◆ **Set exercise**
Look through the records that follow. Copy every line containing the word "ylabel".

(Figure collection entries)
▼

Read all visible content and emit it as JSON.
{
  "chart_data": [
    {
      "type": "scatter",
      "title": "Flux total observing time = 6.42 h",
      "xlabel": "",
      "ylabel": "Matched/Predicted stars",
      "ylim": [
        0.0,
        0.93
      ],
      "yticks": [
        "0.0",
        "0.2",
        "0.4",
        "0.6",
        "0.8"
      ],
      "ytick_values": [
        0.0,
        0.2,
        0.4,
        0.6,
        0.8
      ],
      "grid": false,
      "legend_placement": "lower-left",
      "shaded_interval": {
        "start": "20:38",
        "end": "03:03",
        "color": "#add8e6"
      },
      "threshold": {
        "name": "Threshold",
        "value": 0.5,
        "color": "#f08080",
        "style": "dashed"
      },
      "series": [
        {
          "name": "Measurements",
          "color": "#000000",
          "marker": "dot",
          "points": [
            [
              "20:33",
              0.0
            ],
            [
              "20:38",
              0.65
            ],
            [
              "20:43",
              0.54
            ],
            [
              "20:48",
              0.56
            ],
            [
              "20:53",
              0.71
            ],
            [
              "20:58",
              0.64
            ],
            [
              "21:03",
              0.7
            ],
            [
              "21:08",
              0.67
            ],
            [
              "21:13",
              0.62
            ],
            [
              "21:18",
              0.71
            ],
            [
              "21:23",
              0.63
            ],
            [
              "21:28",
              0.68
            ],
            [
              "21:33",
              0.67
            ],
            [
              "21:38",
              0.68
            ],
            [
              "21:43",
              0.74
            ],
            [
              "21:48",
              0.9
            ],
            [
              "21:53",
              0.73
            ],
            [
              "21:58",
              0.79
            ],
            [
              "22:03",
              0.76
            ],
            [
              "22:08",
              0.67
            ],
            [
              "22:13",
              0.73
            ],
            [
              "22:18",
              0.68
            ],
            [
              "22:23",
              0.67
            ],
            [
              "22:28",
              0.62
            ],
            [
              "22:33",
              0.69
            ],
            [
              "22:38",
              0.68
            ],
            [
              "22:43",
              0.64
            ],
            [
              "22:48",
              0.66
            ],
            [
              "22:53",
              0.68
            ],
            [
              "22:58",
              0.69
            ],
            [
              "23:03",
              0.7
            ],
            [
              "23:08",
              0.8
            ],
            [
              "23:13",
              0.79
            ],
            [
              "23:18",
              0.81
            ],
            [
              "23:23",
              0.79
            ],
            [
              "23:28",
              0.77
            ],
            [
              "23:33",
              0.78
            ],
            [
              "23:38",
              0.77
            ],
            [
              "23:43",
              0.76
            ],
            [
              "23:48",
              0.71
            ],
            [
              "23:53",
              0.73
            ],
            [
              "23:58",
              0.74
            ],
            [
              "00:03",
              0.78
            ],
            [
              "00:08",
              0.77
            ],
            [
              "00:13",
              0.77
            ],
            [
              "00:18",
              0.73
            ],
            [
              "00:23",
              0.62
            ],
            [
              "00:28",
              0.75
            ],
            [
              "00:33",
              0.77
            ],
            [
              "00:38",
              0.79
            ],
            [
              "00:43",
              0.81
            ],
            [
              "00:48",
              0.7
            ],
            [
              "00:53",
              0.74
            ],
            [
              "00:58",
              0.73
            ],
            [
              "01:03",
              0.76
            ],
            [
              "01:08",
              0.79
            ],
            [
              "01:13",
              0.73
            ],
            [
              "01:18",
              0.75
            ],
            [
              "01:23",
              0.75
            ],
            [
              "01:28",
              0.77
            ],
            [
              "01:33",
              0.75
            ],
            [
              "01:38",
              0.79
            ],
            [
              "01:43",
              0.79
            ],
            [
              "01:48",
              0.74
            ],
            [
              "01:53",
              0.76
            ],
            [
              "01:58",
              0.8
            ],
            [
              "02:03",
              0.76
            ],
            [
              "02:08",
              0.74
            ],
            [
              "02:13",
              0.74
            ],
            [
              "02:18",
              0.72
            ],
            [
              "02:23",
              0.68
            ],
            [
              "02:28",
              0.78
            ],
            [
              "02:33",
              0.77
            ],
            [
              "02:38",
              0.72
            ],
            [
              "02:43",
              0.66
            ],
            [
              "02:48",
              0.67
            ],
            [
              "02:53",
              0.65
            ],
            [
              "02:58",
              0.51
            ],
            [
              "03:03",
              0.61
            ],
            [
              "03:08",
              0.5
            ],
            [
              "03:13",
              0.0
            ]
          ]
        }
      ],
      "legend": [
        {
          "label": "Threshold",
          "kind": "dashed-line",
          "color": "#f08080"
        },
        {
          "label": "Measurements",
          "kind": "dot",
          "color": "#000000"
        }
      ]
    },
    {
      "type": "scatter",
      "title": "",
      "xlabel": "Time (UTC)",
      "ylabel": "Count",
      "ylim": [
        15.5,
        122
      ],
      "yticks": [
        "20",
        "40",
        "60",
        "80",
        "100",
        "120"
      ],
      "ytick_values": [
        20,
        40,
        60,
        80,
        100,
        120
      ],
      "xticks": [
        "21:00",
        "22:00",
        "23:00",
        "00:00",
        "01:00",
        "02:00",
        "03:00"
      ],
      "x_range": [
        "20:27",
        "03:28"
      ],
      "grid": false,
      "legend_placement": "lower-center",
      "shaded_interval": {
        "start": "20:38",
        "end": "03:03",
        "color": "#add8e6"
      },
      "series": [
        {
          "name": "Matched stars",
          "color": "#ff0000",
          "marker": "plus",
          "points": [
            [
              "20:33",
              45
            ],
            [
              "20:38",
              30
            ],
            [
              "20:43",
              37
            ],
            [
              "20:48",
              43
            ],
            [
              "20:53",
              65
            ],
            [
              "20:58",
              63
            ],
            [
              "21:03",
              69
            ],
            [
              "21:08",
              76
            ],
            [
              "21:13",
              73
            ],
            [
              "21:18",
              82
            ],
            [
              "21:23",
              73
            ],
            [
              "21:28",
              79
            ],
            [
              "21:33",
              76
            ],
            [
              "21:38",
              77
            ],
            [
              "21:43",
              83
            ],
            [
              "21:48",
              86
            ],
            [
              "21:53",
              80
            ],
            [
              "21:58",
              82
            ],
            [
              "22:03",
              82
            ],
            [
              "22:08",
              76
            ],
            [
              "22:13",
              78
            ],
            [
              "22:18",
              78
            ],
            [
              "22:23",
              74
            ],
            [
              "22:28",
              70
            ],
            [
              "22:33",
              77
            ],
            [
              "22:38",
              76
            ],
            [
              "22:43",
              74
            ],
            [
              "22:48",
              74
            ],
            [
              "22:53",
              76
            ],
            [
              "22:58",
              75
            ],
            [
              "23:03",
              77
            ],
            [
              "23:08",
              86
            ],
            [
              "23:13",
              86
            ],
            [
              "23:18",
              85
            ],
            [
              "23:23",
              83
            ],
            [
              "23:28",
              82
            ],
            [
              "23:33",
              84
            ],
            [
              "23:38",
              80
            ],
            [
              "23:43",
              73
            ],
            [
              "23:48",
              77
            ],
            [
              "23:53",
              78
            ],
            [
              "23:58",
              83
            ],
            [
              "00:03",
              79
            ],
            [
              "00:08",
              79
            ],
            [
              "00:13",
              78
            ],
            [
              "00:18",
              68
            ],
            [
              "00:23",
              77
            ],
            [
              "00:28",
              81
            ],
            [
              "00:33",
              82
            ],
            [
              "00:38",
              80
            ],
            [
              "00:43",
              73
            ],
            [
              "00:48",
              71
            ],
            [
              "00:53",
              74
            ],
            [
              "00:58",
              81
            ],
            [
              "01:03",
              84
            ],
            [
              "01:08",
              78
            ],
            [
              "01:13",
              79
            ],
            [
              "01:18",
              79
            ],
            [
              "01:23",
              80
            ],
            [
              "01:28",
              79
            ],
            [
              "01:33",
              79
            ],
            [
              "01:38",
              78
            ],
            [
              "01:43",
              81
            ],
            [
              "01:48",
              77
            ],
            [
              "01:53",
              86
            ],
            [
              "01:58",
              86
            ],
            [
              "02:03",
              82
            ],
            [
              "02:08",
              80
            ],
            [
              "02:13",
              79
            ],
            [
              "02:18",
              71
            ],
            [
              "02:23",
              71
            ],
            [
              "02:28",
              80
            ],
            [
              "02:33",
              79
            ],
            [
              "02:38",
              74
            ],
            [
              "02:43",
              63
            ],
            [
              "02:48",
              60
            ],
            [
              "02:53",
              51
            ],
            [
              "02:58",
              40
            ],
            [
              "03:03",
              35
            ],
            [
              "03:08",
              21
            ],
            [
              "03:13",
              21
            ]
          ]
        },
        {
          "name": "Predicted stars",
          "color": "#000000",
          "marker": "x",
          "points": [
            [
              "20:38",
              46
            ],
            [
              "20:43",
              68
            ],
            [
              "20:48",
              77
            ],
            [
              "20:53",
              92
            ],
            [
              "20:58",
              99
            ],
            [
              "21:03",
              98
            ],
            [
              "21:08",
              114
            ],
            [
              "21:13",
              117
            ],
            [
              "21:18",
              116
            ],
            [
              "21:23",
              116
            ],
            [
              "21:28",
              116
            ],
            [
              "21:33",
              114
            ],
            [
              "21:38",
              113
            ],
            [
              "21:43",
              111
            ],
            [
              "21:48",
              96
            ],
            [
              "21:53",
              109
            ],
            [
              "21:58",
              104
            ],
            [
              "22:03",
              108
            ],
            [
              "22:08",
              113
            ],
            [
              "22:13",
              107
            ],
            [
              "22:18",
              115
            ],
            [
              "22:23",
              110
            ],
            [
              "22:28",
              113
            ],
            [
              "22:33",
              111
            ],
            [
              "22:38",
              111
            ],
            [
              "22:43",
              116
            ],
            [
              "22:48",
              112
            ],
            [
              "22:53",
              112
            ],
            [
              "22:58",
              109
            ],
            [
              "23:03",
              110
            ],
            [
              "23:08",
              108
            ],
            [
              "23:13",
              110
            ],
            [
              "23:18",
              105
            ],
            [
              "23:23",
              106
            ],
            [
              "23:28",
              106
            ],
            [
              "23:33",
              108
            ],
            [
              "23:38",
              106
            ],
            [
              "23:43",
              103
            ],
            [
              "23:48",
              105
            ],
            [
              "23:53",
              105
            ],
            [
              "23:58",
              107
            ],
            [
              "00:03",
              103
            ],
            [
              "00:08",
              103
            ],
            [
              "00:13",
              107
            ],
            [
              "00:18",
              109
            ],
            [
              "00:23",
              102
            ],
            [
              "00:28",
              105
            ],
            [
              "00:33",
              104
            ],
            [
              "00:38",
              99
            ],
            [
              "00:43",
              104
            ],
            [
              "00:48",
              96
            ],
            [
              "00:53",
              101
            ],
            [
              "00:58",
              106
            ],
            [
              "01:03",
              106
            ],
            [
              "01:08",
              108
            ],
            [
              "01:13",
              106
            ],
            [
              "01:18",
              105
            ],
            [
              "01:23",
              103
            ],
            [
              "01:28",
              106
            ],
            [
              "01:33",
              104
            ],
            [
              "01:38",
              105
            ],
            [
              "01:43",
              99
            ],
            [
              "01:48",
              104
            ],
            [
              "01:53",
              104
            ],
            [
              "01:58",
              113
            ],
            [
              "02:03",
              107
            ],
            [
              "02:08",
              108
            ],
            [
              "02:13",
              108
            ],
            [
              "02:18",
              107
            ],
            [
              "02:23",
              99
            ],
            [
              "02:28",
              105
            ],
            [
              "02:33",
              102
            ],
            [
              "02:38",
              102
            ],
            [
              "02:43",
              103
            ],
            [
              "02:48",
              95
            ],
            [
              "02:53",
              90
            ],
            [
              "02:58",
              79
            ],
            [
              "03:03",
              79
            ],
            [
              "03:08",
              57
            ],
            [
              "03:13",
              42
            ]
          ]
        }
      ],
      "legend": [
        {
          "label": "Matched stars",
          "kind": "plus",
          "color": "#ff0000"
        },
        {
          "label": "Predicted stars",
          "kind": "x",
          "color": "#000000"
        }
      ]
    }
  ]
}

▲

◆ **The answer**
      "ylabel": "Matched/Predicted stars",
      "ylabel": "Count",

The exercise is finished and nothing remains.